Reproduce only this part of the listing: the line with "Extract the structured", plus every line after it through the last.

·····

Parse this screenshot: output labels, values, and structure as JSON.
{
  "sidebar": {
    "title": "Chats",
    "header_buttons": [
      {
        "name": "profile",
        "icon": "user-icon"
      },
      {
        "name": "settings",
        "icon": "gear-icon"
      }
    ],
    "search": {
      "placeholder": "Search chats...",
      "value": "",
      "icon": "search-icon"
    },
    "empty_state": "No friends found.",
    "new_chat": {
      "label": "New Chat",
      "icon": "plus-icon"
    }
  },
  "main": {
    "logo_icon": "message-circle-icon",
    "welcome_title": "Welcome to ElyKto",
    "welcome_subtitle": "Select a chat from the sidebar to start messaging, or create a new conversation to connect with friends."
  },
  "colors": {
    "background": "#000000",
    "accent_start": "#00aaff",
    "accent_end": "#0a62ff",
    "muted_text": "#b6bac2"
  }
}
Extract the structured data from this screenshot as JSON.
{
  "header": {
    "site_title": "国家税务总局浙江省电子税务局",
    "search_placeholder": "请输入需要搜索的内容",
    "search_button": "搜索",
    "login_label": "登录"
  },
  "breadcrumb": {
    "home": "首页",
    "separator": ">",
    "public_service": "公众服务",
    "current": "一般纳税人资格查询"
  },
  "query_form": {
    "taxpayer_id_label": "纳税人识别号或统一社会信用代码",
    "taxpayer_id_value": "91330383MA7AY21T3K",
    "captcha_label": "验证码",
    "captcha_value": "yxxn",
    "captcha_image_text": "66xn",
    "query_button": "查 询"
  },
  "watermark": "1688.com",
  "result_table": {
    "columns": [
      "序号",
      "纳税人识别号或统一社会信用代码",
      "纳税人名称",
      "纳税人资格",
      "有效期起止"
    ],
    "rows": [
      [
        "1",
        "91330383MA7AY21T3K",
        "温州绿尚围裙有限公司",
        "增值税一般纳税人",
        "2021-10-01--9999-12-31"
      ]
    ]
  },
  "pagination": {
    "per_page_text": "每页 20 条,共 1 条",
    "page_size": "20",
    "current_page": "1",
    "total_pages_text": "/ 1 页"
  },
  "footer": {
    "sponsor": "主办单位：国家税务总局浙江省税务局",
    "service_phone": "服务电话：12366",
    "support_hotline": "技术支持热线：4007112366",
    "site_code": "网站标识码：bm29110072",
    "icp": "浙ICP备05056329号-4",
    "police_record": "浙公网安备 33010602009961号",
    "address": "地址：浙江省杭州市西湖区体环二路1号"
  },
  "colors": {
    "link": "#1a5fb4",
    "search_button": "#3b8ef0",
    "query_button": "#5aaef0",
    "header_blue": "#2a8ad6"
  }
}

·····

## Exercise solution
Extract the structured data from this screenshot as JSON.
{
  "header": {
    "site_title": "国家税务总局浙江省电子税务局",
    "search_placeholder": "请输入需要搜索的内容",
    "search_button": "搜索",
    "login_label": "登录"
  },
  "breadcrumb": {
    "home": "首页",
    "separator": ">",
    "public_service": "公众服务",
    "current": "一般纳税人资格查询"
  },
  "query_form": {
    "taxpayer_id_label": "纳税人识别号或统一社会信用代码",
    "taxpayer_id_value": "91330383MA7AY21T3K",
    "captcha_label": "验证码",
    "captcha_value": "yxxn",
    "captcha_image_text": "66xn",
    "query_button": "查 询"
  },
  "watermark": "1688.com",
  "result_table": {
    "columns": [
      "序号",
      "纳税人识别号或统一社会信用代码",
      "纳税人名称",
      "纳税人资格",
      "有效期起止"
    ],
    "rows": [
      [
        "1",
        "91330383MA7AY21T3K",
        "温州绿尚围裙有限公司",
        "增值税一般纳税人",
        "2021-10-01--9999-12-31"
      ]
    ]
  },
  "pagination": {
    "per_page_text": "每页 20 条,共 1 条",
    "page_size": "20",
    "current_page": "1",
    "total_pages_text": "/ 1 页"
  },
  "footer": {
    "sponsor": "主办单位：国家税务总局浙江省税务局",
    "service_phone": "服务电话：12366",
    "support_hotline": "技术支持热线：4007112366",
    "site_code": "网站标识码：bm29110072",
    "icp": "浙ICP备05056329号-4",
    "police_record": "浙公网安备 33010602009961号",
    "address": "地址：浙江省杭州市西湖区体环二路1号"
  },
  "colors": {
    "link": "#1a5fb4",
    "search_button": "#3b8ef0",
    "query_button": "#5aaef0",
    "header_blue": "#2a8ad6"
  }
}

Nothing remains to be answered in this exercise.